→ **What is needed**
The records that follow are to be transcribed in full, without their images.
*** Exercise input
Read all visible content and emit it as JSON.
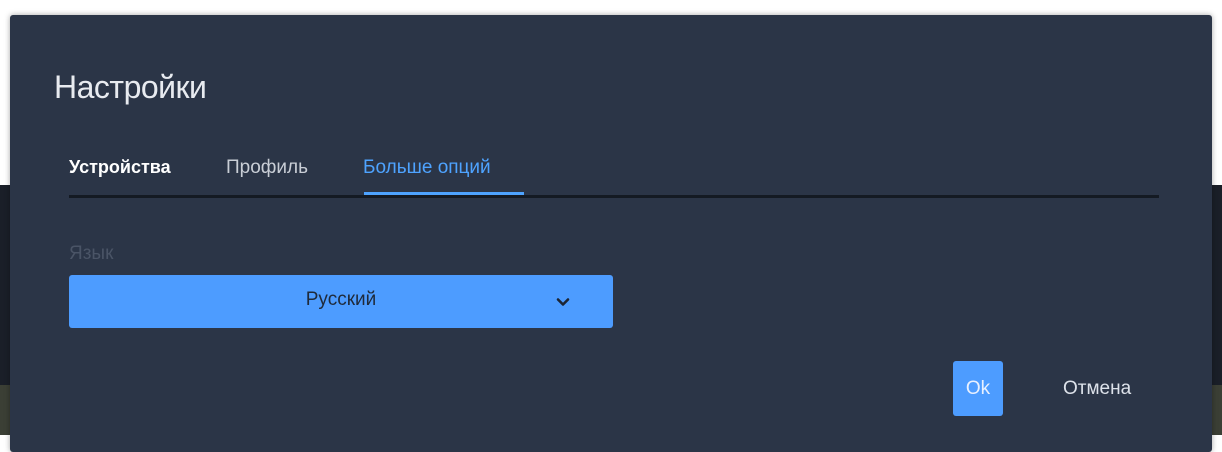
{
  "dialog": {
    "title": "Настройки",
    "tabs": [
      {
        "label": "Устройства",
        "state": "default"
      },
      {
        "label": "Профиль",
        "state": "default"
      },
      {
        "label": "Больше опций",
        "state": "active"
      }
    ],
    "language": {
      "label": "Язык",
      "selected": "Русский"
    },
    "buttons": {
      "ok": "Ok",
      "cancel": "Отмена"
    }
  },
  "icons": {
    "select_chevron": "chevron-down-icon"
  },
  "colors": {
    "dialog_background": "#2b3547",
    "accent": "#4d9cff",
    "active_tab": "#4ea3ff",
    "muted_label": "#4a5466"
  }
}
******
→ **Reply to the exercise**
Read all visible content and emit it as JSON.
{
  "dialog": {
    "title": "Настройки",
    "tabs": [
      {
        "label": "Устройства",
        "state": "default"
      },
      {
        "label": "Профиль",
        "state": "default"
      },
      {
        "label": "Больше опций",
        "state": "active"
      }
    ],
    "language": {
      "label": "Язык",
      "selected": "Русский"
    },
    "buttons": {
      "ok": "Ok",
      "cancel": "Отмена"
    }
  },
  "icons": {
    "select_chevron": "chevron-down-icon"
  },
  "colors": {
    "dialog_background": "#2b3547",
    "accent": "#4d9cff",
    "active_tab": "#4ea3ff",
    "muted_label": "#4a5466"
  }
}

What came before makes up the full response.